Go through the material below and copy all lines with "want".

(Data listing)
·····

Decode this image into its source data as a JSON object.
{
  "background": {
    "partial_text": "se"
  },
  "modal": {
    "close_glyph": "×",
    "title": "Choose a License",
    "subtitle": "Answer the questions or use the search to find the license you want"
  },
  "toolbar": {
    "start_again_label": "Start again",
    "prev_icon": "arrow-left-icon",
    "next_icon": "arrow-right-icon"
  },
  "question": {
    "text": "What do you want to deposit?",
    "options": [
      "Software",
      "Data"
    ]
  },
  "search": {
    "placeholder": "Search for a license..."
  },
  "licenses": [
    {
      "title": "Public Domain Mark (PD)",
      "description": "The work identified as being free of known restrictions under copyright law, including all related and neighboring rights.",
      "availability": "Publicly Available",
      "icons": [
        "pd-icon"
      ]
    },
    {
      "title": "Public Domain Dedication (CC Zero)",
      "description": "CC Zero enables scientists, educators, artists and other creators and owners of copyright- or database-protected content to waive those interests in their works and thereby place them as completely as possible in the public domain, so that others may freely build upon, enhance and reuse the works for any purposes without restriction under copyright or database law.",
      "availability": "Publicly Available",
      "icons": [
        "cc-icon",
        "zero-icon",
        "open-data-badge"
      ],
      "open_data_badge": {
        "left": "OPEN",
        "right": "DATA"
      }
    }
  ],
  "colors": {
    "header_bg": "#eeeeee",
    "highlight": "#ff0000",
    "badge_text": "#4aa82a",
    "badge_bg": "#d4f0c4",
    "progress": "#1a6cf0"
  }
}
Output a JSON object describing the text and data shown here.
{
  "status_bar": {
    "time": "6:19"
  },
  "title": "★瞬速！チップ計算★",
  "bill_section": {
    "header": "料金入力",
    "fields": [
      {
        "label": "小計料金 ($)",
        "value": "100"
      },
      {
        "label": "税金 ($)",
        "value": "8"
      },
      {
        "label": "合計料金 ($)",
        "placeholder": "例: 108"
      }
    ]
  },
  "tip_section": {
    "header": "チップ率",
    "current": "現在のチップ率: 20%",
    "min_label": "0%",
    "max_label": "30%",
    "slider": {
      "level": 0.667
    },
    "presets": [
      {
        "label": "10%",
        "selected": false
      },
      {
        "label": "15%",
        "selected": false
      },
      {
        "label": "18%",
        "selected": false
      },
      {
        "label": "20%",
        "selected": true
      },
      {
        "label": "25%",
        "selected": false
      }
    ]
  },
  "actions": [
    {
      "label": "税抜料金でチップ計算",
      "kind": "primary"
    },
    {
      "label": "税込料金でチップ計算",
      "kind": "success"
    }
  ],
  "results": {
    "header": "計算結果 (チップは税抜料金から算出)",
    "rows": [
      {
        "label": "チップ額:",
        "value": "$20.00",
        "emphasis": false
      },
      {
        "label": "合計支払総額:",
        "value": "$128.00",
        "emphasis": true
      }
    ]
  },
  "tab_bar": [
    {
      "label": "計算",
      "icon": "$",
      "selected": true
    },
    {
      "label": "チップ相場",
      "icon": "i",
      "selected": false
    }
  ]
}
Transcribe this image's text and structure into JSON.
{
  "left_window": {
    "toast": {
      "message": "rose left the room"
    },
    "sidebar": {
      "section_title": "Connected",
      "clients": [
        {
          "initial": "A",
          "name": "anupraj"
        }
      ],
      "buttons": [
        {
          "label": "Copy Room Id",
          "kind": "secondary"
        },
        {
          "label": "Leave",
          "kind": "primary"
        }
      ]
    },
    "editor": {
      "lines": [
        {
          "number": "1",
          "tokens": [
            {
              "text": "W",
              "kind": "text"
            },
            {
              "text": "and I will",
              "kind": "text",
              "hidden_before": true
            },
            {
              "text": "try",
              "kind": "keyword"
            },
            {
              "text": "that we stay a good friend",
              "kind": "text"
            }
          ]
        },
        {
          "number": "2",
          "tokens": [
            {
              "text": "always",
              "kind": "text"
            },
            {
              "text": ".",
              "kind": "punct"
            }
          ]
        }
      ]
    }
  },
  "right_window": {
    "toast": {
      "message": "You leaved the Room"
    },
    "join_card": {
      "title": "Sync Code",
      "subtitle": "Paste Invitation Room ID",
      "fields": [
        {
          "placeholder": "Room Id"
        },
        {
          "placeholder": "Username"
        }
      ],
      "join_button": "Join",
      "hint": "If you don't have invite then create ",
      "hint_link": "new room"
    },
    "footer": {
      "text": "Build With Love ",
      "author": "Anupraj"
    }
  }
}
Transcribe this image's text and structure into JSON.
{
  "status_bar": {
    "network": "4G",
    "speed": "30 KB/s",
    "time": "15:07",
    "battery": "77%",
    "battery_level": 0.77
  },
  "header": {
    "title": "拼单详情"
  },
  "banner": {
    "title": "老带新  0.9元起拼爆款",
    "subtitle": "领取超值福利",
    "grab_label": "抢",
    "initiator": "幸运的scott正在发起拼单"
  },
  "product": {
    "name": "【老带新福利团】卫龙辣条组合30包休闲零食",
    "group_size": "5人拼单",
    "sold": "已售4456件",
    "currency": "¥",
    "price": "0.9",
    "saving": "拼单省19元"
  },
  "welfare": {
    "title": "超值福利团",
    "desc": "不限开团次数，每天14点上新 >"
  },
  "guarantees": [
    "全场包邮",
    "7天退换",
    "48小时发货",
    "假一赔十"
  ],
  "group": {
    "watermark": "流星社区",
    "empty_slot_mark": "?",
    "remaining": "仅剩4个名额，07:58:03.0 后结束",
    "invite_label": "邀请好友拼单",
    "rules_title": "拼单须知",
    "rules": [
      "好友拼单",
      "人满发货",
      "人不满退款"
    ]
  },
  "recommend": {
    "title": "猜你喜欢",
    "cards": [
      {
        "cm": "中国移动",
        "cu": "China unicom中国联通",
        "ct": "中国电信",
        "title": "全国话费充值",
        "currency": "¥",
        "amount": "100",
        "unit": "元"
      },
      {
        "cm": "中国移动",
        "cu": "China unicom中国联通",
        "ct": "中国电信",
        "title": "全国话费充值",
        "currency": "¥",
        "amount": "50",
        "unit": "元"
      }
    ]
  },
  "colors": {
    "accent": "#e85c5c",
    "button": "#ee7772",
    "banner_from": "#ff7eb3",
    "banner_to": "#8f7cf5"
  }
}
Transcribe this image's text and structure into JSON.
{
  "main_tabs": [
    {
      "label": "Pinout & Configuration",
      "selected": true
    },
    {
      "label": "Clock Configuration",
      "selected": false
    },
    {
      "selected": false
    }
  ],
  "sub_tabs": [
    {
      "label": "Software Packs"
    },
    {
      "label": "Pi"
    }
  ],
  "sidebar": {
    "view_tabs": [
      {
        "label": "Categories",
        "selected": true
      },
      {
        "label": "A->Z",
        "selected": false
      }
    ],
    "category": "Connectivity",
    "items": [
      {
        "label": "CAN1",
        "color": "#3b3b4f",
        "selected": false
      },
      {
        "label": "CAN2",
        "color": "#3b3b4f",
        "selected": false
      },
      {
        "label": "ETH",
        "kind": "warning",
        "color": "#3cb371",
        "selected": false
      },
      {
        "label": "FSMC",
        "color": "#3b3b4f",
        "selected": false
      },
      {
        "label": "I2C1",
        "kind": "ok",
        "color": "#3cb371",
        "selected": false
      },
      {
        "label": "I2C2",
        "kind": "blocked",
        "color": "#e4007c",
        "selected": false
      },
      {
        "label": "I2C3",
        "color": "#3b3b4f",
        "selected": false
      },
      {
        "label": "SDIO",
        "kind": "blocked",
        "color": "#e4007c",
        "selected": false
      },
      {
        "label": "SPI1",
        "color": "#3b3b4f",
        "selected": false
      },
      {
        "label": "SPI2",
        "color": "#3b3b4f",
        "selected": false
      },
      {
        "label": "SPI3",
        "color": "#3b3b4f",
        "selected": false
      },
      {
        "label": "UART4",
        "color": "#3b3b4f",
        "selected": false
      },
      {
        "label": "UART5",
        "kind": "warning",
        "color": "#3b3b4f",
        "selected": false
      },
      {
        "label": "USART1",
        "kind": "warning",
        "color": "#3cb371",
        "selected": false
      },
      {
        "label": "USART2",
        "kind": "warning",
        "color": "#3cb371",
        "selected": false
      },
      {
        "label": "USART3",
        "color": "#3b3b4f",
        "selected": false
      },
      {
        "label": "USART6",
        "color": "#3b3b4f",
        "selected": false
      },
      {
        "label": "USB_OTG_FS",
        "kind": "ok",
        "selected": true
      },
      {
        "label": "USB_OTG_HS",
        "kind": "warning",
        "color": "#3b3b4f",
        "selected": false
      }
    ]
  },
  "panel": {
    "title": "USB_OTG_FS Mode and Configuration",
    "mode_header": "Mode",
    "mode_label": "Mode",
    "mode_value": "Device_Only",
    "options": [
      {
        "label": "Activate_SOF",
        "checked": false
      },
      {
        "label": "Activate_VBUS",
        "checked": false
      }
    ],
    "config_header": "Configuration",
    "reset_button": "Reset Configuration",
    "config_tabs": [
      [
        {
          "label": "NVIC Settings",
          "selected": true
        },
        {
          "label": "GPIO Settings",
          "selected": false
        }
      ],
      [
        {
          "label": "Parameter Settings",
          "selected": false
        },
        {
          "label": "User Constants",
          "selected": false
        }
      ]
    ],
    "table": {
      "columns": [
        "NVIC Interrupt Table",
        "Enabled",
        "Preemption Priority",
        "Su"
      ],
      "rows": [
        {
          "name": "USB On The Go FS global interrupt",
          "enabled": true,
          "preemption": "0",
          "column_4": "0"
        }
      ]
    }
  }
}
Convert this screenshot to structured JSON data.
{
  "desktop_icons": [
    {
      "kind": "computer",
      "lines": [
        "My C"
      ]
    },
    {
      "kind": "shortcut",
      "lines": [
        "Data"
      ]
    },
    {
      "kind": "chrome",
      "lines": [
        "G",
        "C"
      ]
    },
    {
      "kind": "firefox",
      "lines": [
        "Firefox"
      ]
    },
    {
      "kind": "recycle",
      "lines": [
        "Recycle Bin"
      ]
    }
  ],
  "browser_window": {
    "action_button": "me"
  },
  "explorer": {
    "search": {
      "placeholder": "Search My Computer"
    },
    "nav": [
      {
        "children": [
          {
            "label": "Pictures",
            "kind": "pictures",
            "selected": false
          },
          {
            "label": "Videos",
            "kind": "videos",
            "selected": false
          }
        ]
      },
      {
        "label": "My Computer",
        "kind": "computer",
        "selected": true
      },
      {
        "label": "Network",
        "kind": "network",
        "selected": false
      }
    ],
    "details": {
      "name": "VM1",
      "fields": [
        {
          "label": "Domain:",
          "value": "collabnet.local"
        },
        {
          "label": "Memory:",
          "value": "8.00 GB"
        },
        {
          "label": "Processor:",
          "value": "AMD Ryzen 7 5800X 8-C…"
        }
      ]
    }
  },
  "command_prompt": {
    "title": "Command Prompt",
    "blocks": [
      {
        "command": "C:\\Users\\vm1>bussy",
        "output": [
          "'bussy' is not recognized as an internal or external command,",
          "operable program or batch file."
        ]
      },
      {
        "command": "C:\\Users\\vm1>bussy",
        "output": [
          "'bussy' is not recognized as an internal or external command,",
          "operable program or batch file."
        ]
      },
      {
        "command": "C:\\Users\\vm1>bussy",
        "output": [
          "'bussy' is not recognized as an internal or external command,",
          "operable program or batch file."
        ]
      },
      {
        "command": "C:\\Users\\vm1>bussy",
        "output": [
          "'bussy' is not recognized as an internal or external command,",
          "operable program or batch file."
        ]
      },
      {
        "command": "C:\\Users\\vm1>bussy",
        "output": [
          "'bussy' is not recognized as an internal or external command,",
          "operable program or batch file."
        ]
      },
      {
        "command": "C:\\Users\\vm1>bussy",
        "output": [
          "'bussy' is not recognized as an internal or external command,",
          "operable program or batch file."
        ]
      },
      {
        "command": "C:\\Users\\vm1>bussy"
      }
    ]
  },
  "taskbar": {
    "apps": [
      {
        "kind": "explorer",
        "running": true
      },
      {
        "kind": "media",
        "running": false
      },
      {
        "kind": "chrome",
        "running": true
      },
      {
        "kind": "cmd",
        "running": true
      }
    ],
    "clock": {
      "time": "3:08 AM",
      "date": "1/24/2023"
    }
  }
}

·····

### Result:
    "subtitle": "Answer the questions or use the search to find the license you want"
    "text": "What do you want to deposit?",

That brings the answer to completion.